## WRITTEN EXERCISE
Quote every line below exactly and skip any picture.

## RECORD LIST
○ ○ ○

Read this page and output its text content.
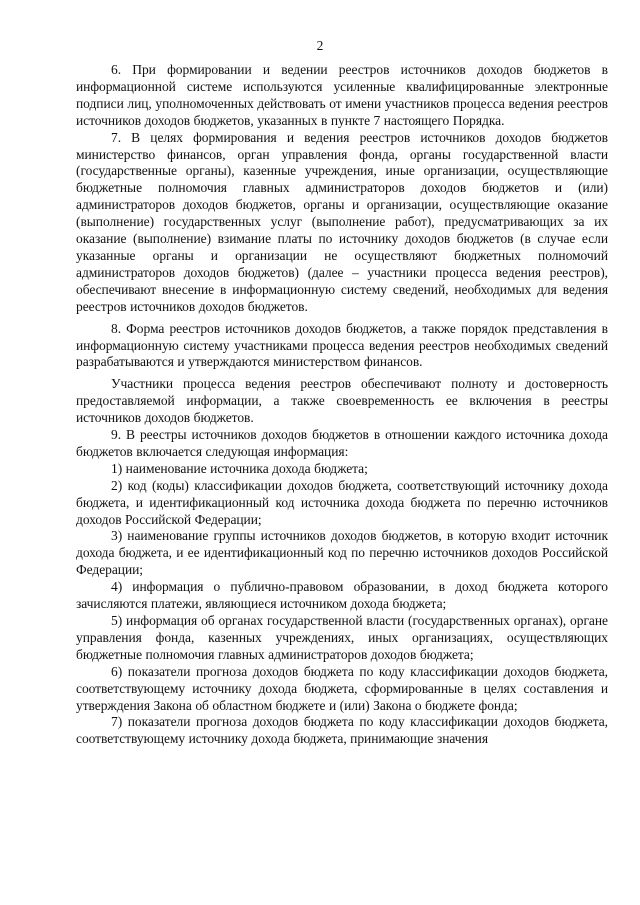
2

6. При формировании и ведении реестров источников доходов бюджетов в информационной системе используются усиленные квалифицированные электронные подписи лиц, уполномоченных действовать от имени участников процесса ведения реестров источников доходов бюджетов, указанных в пункте 7 настоящего Порядка.

7. В целях формирования и ведения реестров источников доходов бюджетов министерство финансов, орган управления фонда, органы государственной власти (государственные органы), казенные учреждения, иные организации, осуществляющие бюджетные полномочия главных администраторов доходов бюджетов и (или) администраторов доходов бюджетов, органы и организации, осуществляющие оказание (выполнение) государственных услуг (выполнение работ), предусматривающих за их оказание (выполнение) взимание платы по источнику доходов бюджетов (в случае если указанные органы и организации не осуществляют бюджетных полномочий администраторов доходов бюджетов) (далее – участники процесса ведения реестров), обеспечивают внесение в информационную систему сведений, необходимых для ведения реестров источников доходов бюджетов.

8. Форма реестров источников доходов бюджетов, а также порядок представления в информационную систему участниками процесса ведения реестров необходимых сведений разрабатываются и утверждаются министерством финансов.

Участники процесса ведения реестров обеспечивают полноту и достоверность предоставляемой информации, а также своевременность ее включения в реестры источников доходов бюджетов.

9. В реестры источников доходов бюджетов в отношении каждого источника дохода бюджетов включается следующая информация:

1) наименование источника дохода бюджета;

2) код (коды) классификации доходов бюджета, соответствующий источнику дохода бюджета, и идентификационный код источника дохода бюджета по перечню источников доходов Российской Федерации;

3) наименование группы источников доходов бюджетов, в которую входит источник дохода бюджета, и ее идентификационный код по перечню источников доходов Российской Федерации;

4) информация о публично-правовом образовании, в доход бюджета которого зачисляются платежи, являющиеся источником дохода бюджета;

5) информация об органах государственной власти (государственных органах), органе управления фонда, казенных учреждениях, иных организациях, осуществляющих бюджетные полномочия главных администраторов доходов бюджета;

6) показатели прогноза доходов бюджета по коду классификации доходов бюджета, соответствующему источнику дохода бюджета, сформированные в целях составления и утверждения Закона об областном бюджете и (или) Закона о бюджете фонда;

7) показатели прогноза доходов бюджета по коду классификации доходов бюджета, соответствующему источнику дохода бюджета, принимающие значения
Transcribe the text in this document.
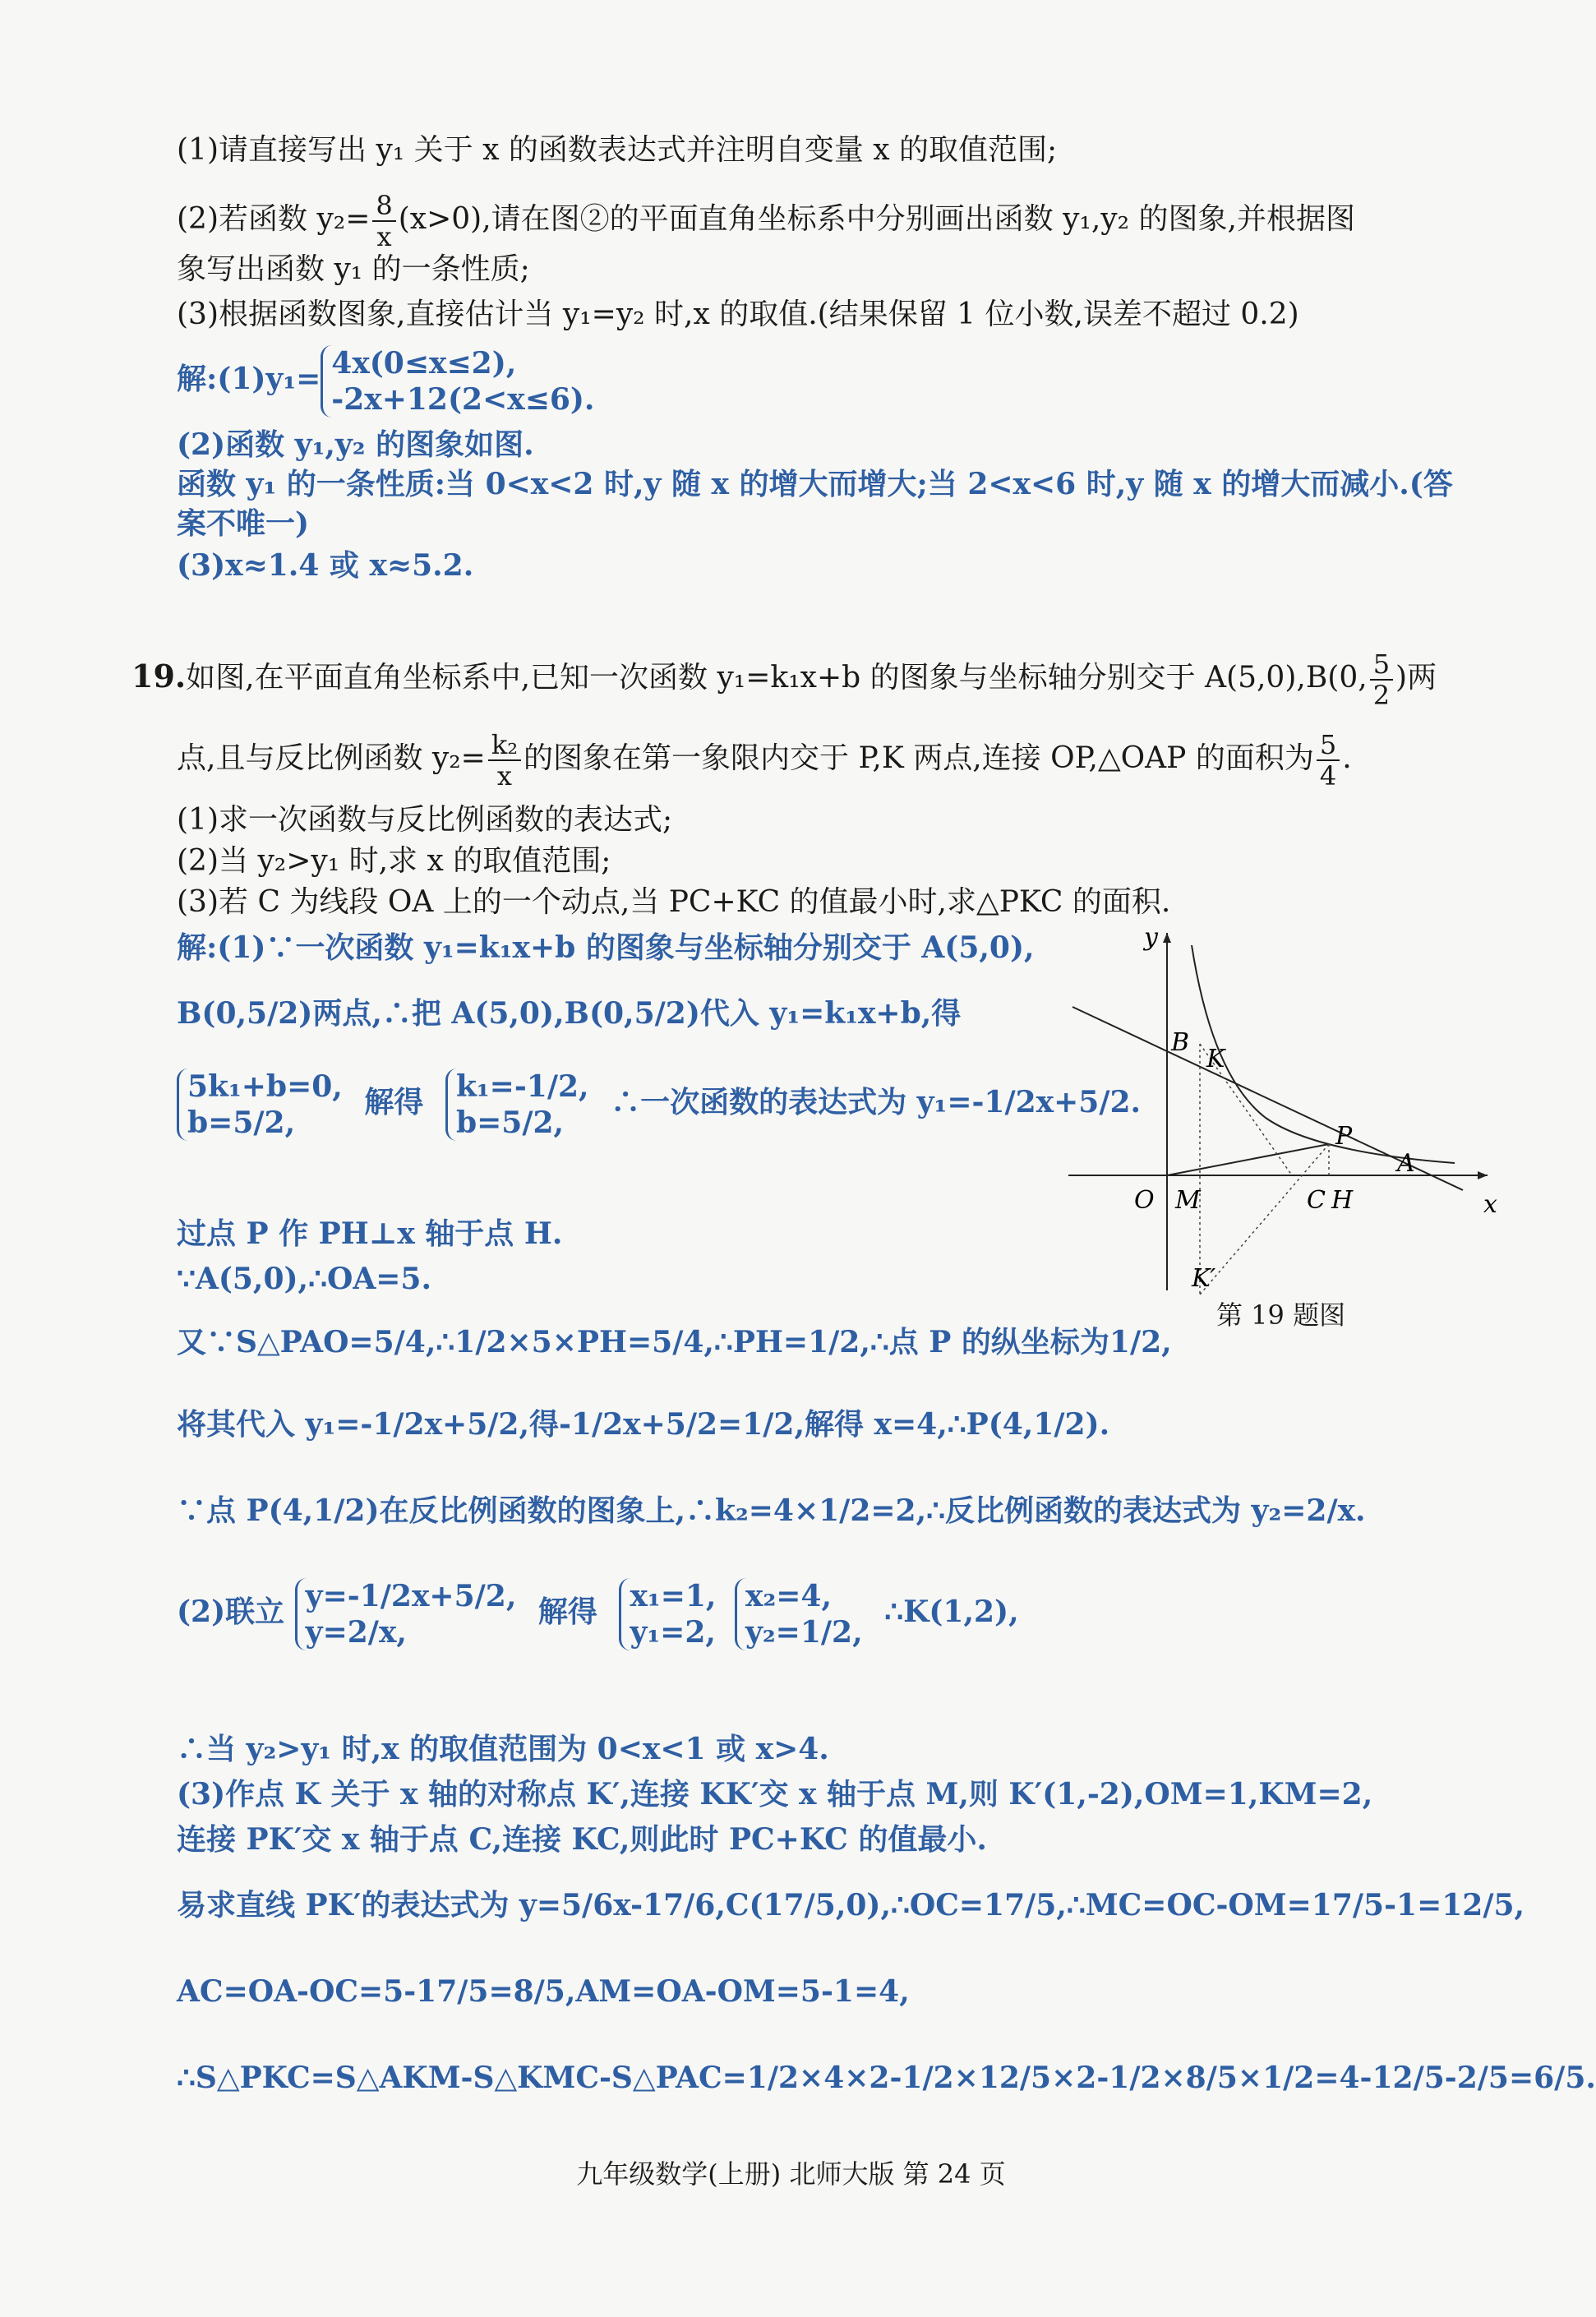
(1)请直接写出 y₁ 关于 x 的函数表达式并注明自变量 x 的取值范围;
(2)若函数 $y_2= \frac{8}{x} (x>0)$,请在图②的平面直角坐标系中分别画出函数 y₁,y₂ 的图象,并根据图
象写出函数 y₁ 的一条性质;
(3)根据函数图象,直接估计当 y₁=y₂ 时,x 的取值.(结果保留 1 位小数,误差不超过 0.2)
解:(1)y₁= 4x(0≤x≤2),
-2x+12(2<x≤6).
(2)函数 y₁,y₂ 的图象如图.
函数 y₁ 的一条性质:当 0<x<2 时,y 随 x 的增大而增大;当 2<x<6 时,y 随 x 的增大而减小.(答
案不唯一)
(3)x≈1.4 或 x≈5.2.
19.如图,在平面直角坐标系中,已知一次函数 y₁=k₁x+b 的图象与坐标轴分别交于 A(5,0),B(0, $\frac{5}{2}$ )两
点,且与反比例函数 $y_2= \frac{\text{k₂}}{x}$ 的图象在第一象限内交于 P,K 两点,连接 OP,△OAP 的面积为 $\frac{5}{4}$ .
(1)求一次函数与反比例函数的表达式;
(2)当 y₂>y₁ 时,求 x 的取值范围;
(3)若 C 为线段 OA 上的一个动点,当 PC+KC 的值最小时,求△PKC 的面积.
解:(1)∵一次函数 y₁=k₁x+b 的图象与坐标轴分别交于 A(5,0),
B(0,5/2)两点,∴把 A(5,0),B(0,5/2)代入 y₁=k₁x+b,得
5k₁+b=0,
b=5/2,
解得 k₁=-1/2,
b=5/2,
∴一次函数的表达式为 y₁=-1/2x+5/2.
过点 P 作 PH⊥x 轴于点 H.
∵A(5,0),∴OA=5.
又∵S△PAO=5/4,∴1/2×5×PH=5/4,∴PH=1/2,∴点 P 的纵坐标为1/2,
将其代入 y₁=-1/2x+5/2,得-1/2x+5/2=1/2,解得 x=4,∴P(4,1/2).
∵点 P(4,1/2)在反比例函数的图象上,∴k₂=4×1/2=2,∴反比例函数的表达式为 y₂=2/x.
(2)联立 y=-1/2x+5/2,
y=2/x,
解得 x₁=1,
y₁=2,

x₂=4,
y₂=1/2,
∴K(1,2),
∴当 y₂>y₁ 时,x 的取值范围为 0<x<1 或 x>4.
(3)作点 K 关于 x 轴的对称点 K′,连接 KK′交 x 轴于点 M,则 K′(1,-2),OM=1,KM=2,
连接 PK′交 x 轴于点 C,连接 KC,则此时 PC+KC 的值最小.
易求直线 PK′的表达式为 y=5/6x-17/6,C(17/5,0),∴OC=17/5,∴MC=OC-OM=17/5-1=12/5,
AC=OA-OC=5-17/5=8/5,AM=OA-OM=5-1=4,
∴S△PKC=S△AKM-S△KMC-S△PAC=1/2×4×2-1/2×12/5×2-1/2×8/5×1/2=4-12/5-2/5=6/5.
y
x
O
B
K
P
A
M	C H
K′
第 19 题图
九年级数学(上册) 北师大版 第 24 页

○ ○ ○

## TASK RESPONSE
Read this page and output its text content.
2

6. При формировании и ведении реестров источников доходов бюджетов в информационной системе используются усиленные квалифицированные электронные подписи лиц, уполномоченных действовать от имени участников процесса ведения реестров источников доходов бюджетов, указанных в пункте 7 настоящего Порядка.

7. В целях формирования и ведения реестров источников доходов бюджетов министерство финансов, орган управления фонда, органы государственной власти (государственные органы), казенные учреждения, иные организации, осуществляющие бюджетные полномочия главных администраторов доходов бюджетов и (или) администраторов доходов бюджетов, органы и организации, осуществляющие оказание (выполнение) государственных услуг (выполнение работ), предусматривающих за их оказание (выполнение) взимание платы по источнику доходов бюджетов (в случае если указанные органы и организации не осуществляют бюджетных полномочий администраторов доходов бюджетов) (далее – участники процесса ведения реестров), обеспечивают внесение в информационную систему сведений, необходимых для ведения реестров источников доходов бюджетов.

8. Форма реестров источников доходов бюджетов, а также порядок представления в информационную систему участниками процесса ведения реестров необходимых сведений разрабатываются и утверждаются министерством финансов.

Участники процесса ведения реестров обеспечивают полноту и достоверность предоставляемой информации, а также своевременность ее включения в реестры источников доходов бюджетов.

9. В реестры источников доходов бюджетов в отношении каждого источника дохода бюджетов включается следующая информация:

1) наименование источника дохода бюджета;

2) код (коды) классификации доходов бюджета, соответствующий источнику дохода бюджета, и идентификационный код источника дохода бюджета по перечню источников доходов Российской Федерации;

3) наименование группы источников доходов бюджетов, в которую входит источник дохода бюджета, и ее идентификационный код по перечню источников доходов Российской Федерации;

4) информация о публично-правовом образовании, в доход бюджета которого зачисляются платежи, являющиеся источником дохода бюджета;

5) информация об органах государственной власти (государственных органах), органе управления фонда, казенных учреждениях, иных организациях, осуществляющих бюджетные полномочия главных администраторов доходов бюджета;

6) показатели прогноза доходов бюджета по коду классификации доходов бюджета, соответствующему источнику дохода бюджета, сформированные в целях составления и утверждения Закона об областном бюджете и (или) Закона о бюджете фонда;

7) показатели прогноза доходов бюджета по коду классификации доходов бюджета, соответствующему источнику дохода бюджета, принимающие значения
Transcribe the text in this document.
(1)请直接写出 y₁ 关于 x 的函数表达式并注明自变量 x 的取值范围;
(2)若函数 $y_2= \frac{8}{x} (x>0)$,请在图②的平面直角坐标系中分别画出函数 y₁,y₂ 的图象,并根据图
象写出函数 y₁ 的一条性质;
(3)根据函数图象,直接估计当 y₁=y₂ 时,x 的取值.(结果保留 1 位小数,误差不超过 0.2)
解:(1)y₁= 4x(0≤x≤2),
-2x+12(2<x≤6).
(2)函数 y₁,y₂ 的图象如图.
函数 y₁ 的一条性质:当 0<x<2 时,y 随 x 的增大而增大;当 2<x<6 时,y 随 x 的增大而减小.(答
案不唯一)
(3)x≈1.4 或 x≈5.2.
19.如图,在平面直角坐标系中,已知一次函数 y₁=k₁x+b 的图象与坐标轴分别交于 A(5,0),B(0, $\frac{5}{2}$ )两
点,且与反比例函数 $y_2= \frac{\text{k₂}}{x}$ 的图象在第一象限内交于 P,K 两点,连接 OP,△OAP 的面积为 $\frac{5}{4}$ .
(1)求一次函数与反比例函数的表达式;
(2)当 y₂>y₁ 时,求 x 的取值范围;
(3)若 C 为线段 OA 上的一个动点,当 PC+KC 的值最小时,求△PKC 的面积.
解:(1)∵一次函数 y₁=k₁x+b 的图象与坐标轴分别交于 A(5,0),
B(0,5/2)两点,∴把 A(5,0),B(0,5/2)代入 y₁=k₁x+b,得
5k₁+b=0,
b=5/2,
解得 k₁=-1/2,
b=5/2,
∴一次函数的表达式为 y₁=-1/2x+5/2.
过点 P 作 PH⊥x 轴于点 H.
∵A(5,0),∴OA=5.
又∵S△PAO=5/4,∴1/2×5×PH=5/4,∴PH=1/2,∴点 P 的纵坐标为1/2,
将其代入 y₁=-1/2x+5/2,得-1/2x+5/2=1/2,解得 x=4,∴P(4,1/2).
∵点 P(4,1/2)在反比例函数的图象上,∴k₂=4×1/2=2,∴反比例函数的表达式为 y₂=2/x.
(2)联立 y=-1/2x+5/2,
y=2/x,
解得 x₁=1,
y₁=2,

x₂=4,
y₂=1/2,
∴K(1,2),
∴当 y₂>y₁ 时,x 的取值范围为 0<x<1 或 x>4.
(3)作点 K 关于 x 轴的对称点 K′,连接 KK′交 x 轴于点 M,则 K′(1,-2),OM=1,KM=2,
连接 PK′交 x 轴于点 C,连接 KC,则此时 PC+KC 的值最小.
易求直线 PK′的表达式为 y=5/6x-17/6,C(17/5,0),∴OC=17/5,∴MC=OC-OM=17/5-1=12/5,
AC=OA-OC=5-17/5=8/5,AM=OA-OM=5-1=4,
∴S△PKC=S△AKM-S△KMC-S△PAC=1/2×4×2-1/2×12/5×2-1/2×8/5×1/2=4-12/5-2/5=6/5.
y
x
O
B
K
P
A
M	C H
K′
第 19 题图
九年级数学(上册) 北师大版 第 24 页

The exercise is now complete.